(Extracted records)
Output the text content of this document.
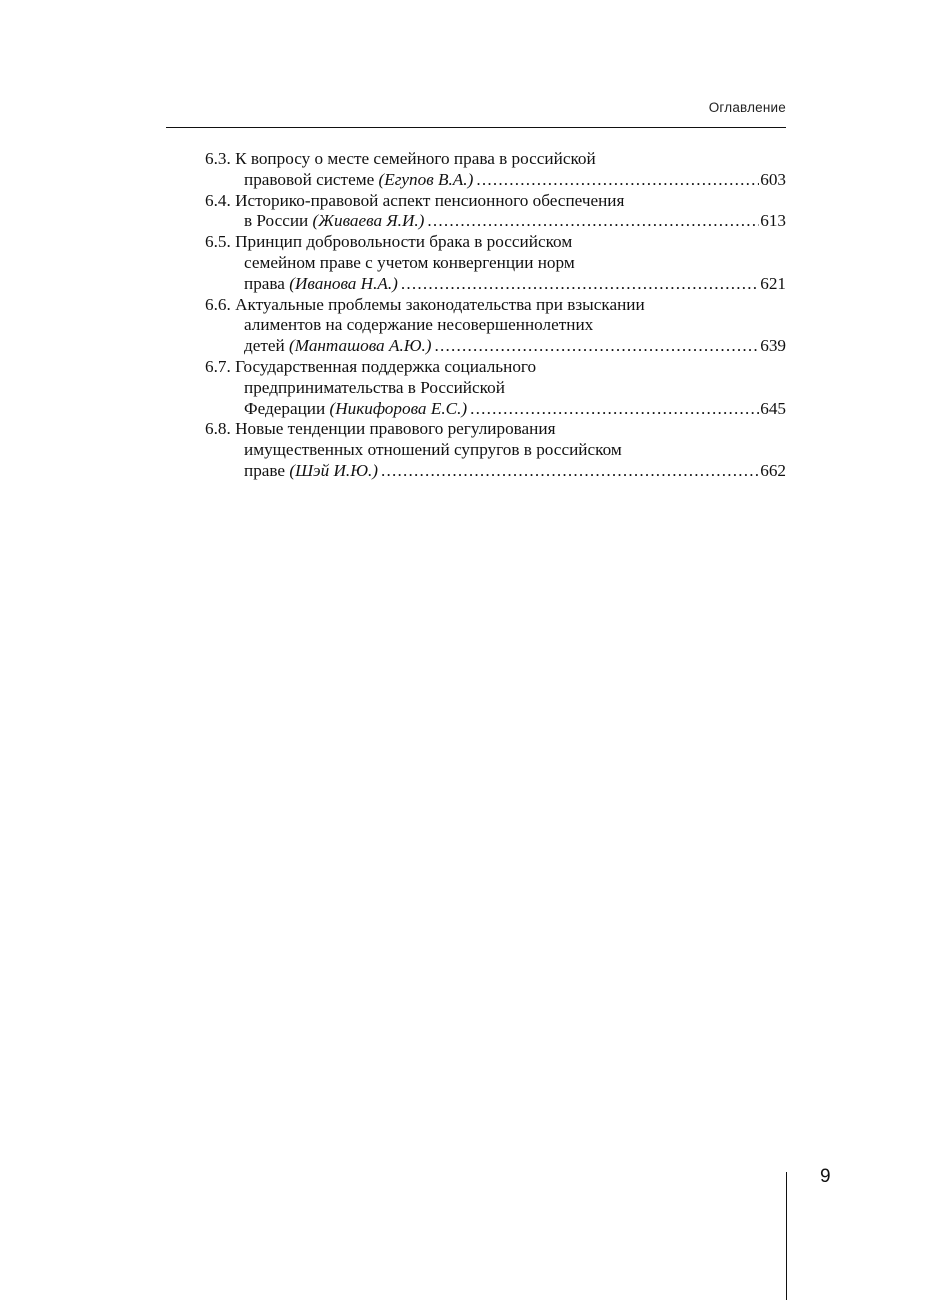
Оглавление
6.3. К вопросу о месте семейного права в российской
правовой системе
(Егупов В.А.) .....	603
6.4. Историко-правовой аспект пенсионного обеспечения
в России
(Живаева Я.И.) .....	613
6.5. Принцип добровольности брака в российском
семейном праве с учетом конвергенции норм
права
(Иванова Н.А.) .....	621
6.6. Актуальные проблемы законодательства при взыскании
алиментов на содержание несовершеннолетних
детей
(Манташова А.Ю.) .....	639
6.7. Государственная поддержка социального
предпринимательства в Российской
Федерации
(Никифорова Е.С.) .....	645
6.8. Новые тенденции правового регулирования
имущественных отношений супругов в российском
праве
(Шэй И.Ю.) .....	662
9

■ Exercise prompt
Transcribe every entry word for word, but skip the pictures.

■ Result below
Output the text content of this document.
Оглавление
6.3. К вопросу о месте семейного права в российской
правовой системе
(Егупов В.А.) .....	603
6.4. Историко-правовой аспект пенсионного обеспечения
в России
(Живаева Я.И.) .....	613
6.5. Принцип добровольности брака в российском
семейном праве с учетом конвергенции норм
права
(Иванова Н.А.) .....	621
6.6. Актуальные проблемы законодательства при взыскании
алиментов на содержание несовершеннолетних
детей
(Манташова А.Ю.) .....	639
6.7. Государственная поддержка социального
предпринимательства в Российской
Федерации
(Никифорова Е.С.) .....	645
6.8. Новые тенденции правового регулирования
имущественных отношений супругов в российском
праве
(Шэй И.Ю.) .....	662
9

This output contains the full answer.